(Stored data entries)
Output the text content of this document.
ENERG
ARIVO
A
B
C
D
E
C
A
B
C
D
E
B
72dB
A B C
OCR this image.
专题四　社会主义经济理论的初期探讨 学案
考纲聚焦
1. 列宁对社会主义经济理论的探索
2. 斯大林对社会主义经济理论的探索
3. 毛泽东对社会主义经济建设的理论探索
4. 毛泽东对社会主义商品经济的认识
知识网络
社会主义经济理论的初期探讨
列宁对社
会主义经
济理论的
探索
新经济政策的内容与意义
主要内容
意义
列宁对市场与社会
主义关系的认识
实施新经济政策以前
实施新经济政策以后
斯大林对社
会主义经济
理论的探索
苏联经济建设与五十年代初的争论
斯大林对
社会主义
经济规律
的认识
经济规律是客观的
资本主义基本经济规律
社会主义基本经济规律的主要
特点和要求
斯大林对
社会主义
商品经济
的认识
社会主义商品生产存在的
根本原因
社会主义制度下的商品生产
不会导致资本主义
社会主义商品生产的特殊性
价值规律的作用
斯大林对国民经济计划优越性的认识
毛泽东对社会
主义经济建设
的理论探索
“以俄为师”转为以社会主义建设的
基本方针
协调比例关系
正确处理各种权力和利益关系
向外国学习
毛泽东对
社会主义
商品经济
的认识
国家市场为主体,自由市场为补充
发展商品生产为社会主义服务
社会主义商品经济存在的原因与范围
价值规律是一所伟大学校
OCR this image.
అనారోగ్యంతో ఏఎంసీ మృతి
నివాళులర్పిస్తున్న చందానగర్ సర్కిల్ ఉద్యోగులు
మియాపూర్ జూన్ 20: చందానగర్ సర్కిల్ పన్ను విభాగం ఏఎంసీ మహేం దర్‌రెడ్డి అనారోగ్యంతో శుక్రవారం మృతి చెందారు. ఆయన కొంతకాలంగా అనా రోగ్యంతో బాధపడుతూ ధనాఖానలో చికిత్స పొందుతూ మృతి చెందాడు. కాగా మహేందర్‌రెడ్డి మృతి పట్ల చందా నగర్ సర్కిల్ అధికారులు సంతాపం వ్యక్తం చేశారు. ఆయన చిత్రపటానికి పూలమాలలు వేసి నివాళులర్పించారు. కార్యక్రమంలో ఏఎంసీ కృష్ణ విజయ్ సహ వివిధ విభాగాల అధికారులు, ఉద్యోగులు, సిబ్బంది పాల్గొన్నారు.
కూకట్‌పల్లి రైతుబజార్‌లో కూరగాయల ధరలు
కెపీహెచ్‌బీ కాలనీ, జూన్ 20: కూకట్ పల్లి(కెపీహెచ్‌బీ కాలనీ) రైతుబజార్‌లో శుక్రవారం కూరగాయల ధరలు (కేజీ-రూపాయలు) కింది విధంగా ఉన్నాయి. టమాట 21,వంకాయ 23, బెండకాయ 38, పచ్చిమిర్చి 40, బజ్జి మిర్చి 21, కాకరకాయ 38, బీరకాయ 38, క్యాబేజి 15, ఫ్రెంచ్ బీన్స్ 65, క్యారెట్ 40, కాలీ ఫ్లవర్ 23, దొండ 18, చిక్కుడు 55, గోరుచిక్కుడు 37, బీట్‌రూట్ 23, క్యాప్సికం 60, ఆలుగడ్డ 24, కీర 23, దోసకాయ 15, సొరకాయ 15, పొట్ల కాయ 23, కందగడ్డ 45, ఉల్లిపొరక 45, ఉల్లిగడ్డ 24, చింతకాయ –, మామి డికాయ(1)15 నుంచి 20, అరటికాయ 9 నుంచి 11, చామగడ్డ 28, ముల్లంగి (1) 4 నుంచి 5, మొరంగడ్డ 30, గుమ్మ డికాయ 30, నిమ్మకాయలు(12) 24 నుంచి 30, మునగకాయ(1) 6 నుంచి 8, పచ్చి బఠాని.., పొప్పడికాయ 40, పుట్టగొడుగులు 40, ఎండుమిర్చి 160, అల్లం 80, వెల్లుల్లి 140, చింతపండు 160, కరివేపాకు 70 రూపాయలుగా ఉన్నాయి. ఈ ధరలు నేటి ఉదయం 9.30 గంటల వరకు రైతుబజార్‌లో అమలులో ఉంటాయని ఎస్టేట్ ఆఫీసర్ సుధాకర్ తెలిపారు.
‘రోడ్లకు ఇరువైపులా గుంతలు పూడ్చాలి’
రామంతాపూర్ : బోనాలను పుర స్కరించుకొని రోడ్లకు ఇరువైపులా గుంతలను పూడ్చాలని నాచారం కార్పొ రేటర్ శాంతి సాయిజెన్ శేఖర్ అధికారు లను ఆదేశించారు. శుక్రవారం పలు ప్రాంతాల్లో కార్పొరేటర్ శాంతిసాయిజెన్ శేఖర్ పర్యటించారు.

» **Short problem**: Look for the word "社会主义经济理论的初期探讨" and return every line where it occurs.

» **Response to the task**:
专题四　社会主义经济理论的初期探讨 学案
社会主义经济理论的初期探讨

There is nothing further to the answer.